** Start **
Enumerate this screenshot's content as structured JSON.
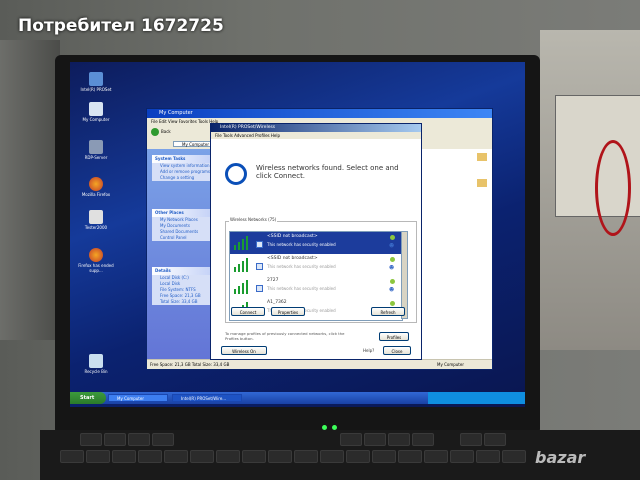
{
  "banner": {
    "text": "Потребител 1672725"
  },
  "watermark": {
    "text": "bazar"
  },
  "desktop_icons": [
    {
      "label": "Intel(R) PROSet",
      "icon": "network-icon"
    },
    {
      "label": "My Computer",
      "icon": "computer-icon"
    },
    {
      "label": "RDP-Server",
      "icon": "server-icon"
    },
    {
      "label": "Mozilla Firefox",
      "icon": "firefox-icon"
    },
    {
      "label": "Tester2000",
      "icon": "tool-icon"
    },
    {
      "label": "Firefox has ended supp...",
      "icon": "firefox-icon"
    },
    {
      "label": "Recycle Bin",
      "icon": "recycle-bin-icon"
    }
  ],
  "explorer": {
    "title": "My Computer",
    "menu": "File   Edit   View   Favorites   Tools   Help",
    "back_label": "Back",
    "address": "My Computer",
    "system_tasks": {
      "header": "System Tasks",
      "items": [
        "View system information",
        "Add or remove programs",
        "Change a setting"
      ]
    },
    "other_places": {
      "header": "Other Places",
      "items": [
        "My Network Places",
        "My Documents",
        "Shared Documents",
        "Control Panel"
      ]
    },
    "details": {
      "header": "Details",
      "items": [
        "Local Disk (C:)",
        "Local Disk",
        "File System: NTFS",
        "Free Space: 21,3 GB",
        "Total Size: 33,4 GB"
      ]
    },
    "status": "Free Space: 21,3 GB  Total Size: 33,4 GB",
    "status_right": "My Computer"
  },
  "wifi": {
    "title": "Intel(R) PROSet/Wireless",
    "menu": "File   Tools   Advanced   Profiles   Help",
    "message": "Wireless networks found. Select one and click Connect.",
    "group_label": "Wireless Networks (75)",
    "networks": [
      {
        "name": "<SSID not broadcast>",
        "desc": "This network has security enabled"
      },
      {
        "name": "<SSID not broadcast>",
        "desc": "This network has security enabled"
      },
      {
        "name": "2727",
        "desc": "This network has security enabled"
      },
      {
        "name": "A1_7362",
        "desc": "This network has security enabled"
      }
    ],
    "connect_label": "Connect",
    "properties_label": "Properties",
    "refresh_label": "Refresh",
    "hint": "To manage profiles of previously connected networks, click the Profiles button.",
    "profiles_label": "Profiles",
    "wireless_on_label": "Wireless On",
    "help_label": "Help?",
    "close_label": "Close"
  },
  "taskbar": {
    "start_label": "Start",
    "tasks": [
      "My Computer",
      "Intel(R) PROSet/Wire..."
    ]
  },
  "colors": {
    "desktop": "#153a9a",
    "titlebar": "#0a3fc0",
    "signal": "#1a9c2f",
    "selection": "#1c3c9c"
  }
}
** End **
- _Requirement_
All of the lines above should be retyped precisely, apart from the pictures.

- _Solution below_
Enumerate this screenshot's content as structured JSON.
{
  "banner": {
    "text": "Потребител 1672725"
  },
  "watermark": {
    "text": "bazar"
  },
  "desktop_icons": [
    {
      "label": "Intel(R) PROSet",
      "icon": "network-icon"
    },
    {
      "label": "My Computer",
      "icon": "computer-icon"
    },
    {
      "label": "RDP-Server",
      "icon": "server-icon"
    },
    {
      "label": "Mozilla Firefox",
      "icon": "firefox-icon"
    },
    {
      "label": "Tester2000",
      "icon": "tool-icon"
    },
    {
      "label": "Firefox has ended supp...",
      "icon": "firefox-icon"
    },
    {
      "label": "Recycle Bin",
      "icon": "recycle-bin-icon"
    }
  ],
  "explorer": {
    "title": "My Computer",
    "menu": "File   Edit   View   Favorites   Tools   Help",
    "back_label": "Back",
    "address": "My Computer",
    "system_tasks": {
      "header": "System Tasks",
      "items": [
        "View system information",
        "Add or remove programs",
        "Change a setting"
      ]
    },
    "other_places": {
      "header": "Other Places",
      "items": [
        "My Network Places",
        "My Documents",
        "Shared Documents",
        "Control Panel"
      ]
    },
    "details": {
      "header": "Details",
      "items": [
        "Local Disk (C:)",
        "Local Disk",
        "File System: NTFS",
        "Free Space: 21,3 GB",
        "Total Size: 33,4 GB"
      ]
    },
    "status": "Free Space: 21,3 GB  Total Size: 33,4 GB",
    "status_right": "My Computer"
  },
  "wifi": {
    "title": "Intel(R) PROSet/Wireless",
    "menu": "File   Tools   Advanced   Profiles   Help",
    "message": "Wireless networks found. Select one and click Connect.",
    "group_label": "Wireless Networks (75)",
    "networks": [
      {
        "name": "<SSID not broadcast>",
        "desc": "This network has security enabled"
      },
      {
        "name": "<SSID not broadcast>",
        "desc": "This network has security enabled"
      },
      {
        "name": "2727",
        "desc": "This network has security enabled"
      },
      {
        "name": "A1_7362",
        "desc": "This network has security enabled"
      }
    ],
    "connect_label": "Connect",
    "properties_label": "Properties",
    "refresh_label": "Refresh",
    "hint": "To manage profiles of previously connected networks, click the Profiles button.",
    "profiles_label": "Profiles",
    "wireless_on_label": "Wireless On",
    "help_label": "Help?",
    "close_label": "Close"
  },
  "taskbar": {
    "start_label": "Start",
    "tasks": [
      "My Computer",
      "Intel(R) PROSet/Wire..."
    ]
  },
  "colors": {
    "desktop": "#153a9a",
    "titlebar": "#0a3fc0",
    "signal": "#1a9c2f",
    "selection": "#1c3c9c"
  }
}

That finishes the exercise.